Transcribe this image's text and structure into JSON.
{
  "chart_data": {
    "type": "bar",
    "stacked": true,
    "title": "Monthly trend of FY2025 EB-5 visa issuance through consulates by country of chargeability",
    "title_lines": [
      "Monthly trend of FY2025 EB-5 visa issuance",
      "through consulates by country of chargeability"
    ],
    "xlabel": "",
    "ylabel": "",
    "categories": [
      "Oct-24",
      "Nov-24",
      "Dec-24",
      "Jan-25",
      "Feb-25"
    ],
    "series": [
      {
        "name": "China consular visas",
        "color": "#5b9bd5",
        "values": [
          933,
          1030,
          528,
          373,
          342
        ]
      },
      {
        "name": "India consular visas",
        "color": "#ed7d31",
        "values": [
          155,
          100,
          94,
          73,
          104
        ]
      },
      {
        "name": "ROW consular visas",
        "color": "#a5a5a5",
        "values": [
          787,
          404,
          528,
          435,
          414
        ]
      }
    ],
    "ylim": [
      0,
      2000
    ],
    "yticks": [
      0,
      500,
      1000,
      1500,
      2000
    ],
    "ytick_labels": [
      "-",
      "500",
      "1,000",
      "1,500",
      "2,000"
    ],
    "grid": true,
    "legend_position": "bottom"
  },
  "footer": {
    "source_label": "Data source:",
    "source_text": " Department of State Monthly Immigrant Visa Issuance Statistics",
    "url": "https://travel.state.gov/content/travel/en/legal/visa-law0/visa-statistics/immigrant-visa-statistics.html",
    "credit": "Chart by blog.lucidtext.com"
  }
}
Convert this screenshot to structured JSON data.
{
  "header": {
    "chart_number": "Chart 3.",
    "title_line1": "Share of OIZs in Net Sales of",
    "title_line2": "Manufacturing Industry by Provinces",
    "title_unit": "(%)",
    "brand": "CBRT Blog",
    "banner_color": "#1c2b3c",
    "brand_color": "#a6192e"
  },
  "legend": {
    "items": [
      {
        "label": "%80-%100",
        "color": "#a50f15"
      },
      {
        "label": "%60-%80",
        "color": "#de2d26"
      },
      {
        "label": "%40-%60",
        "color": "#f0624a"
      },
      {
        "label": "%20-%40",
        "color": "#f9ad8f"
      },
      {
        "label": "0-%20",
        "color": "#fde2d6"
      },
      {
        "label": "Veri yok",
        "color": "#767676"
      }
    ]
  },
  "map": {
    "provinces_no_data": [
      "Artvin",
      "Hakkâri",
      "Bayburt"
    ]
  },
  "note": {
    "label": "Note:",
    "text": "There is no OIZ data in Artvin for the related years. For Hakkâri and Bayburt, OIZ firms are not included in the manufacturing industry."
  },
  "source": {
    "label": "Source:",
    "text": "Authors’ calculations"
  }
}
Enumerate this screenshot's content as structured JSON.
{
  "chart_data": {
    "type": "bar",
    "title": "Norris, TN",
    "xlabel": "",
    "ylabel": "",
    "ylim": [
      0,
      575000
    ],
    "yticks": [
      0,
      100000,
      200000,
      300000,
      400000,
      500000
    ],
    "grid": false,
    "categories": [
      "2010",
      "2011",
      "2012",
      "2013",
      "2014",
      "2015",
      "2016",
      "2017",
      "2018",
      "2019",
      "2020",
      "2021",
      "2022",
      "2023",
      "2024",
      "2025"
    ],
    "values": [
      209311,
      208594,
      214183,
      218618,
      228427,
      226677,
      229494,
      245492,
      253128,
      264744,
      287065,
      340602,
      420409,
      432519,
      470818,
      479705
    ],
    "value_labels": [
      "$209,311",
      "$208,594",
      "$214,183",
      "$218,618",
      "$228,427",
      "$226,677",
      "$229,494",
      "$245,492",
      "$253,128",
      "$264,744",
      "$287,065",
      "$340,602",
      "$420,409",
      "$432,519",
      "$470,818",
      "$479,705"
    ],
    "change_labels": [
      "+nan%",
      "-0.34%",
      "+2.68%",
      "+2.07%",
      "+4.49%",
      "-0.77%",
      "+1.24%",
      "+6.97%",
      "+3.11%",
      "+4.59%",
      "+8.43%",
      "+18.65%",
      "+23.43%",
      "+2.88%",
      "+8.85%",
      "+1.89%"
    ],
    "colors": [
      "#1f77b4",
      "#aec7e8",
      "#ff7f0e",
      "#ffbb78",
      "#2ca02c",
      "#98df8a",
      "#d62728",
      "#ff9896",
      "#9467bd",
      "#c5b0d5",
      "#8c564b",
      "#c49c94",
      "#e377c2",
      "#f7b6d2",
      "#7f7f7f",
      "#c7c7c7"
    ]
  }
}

——————

WHAT NEEDS TO BE DONE = In the entries above, identify each line that includes the string "through", then copy it.

ANSWER FOR THIS EXERCISE =
    "title": "Monthly trend of FY2025 EB-5 visa issuance through consulates by country of chargeability",
      "through consulates by country of chargeability"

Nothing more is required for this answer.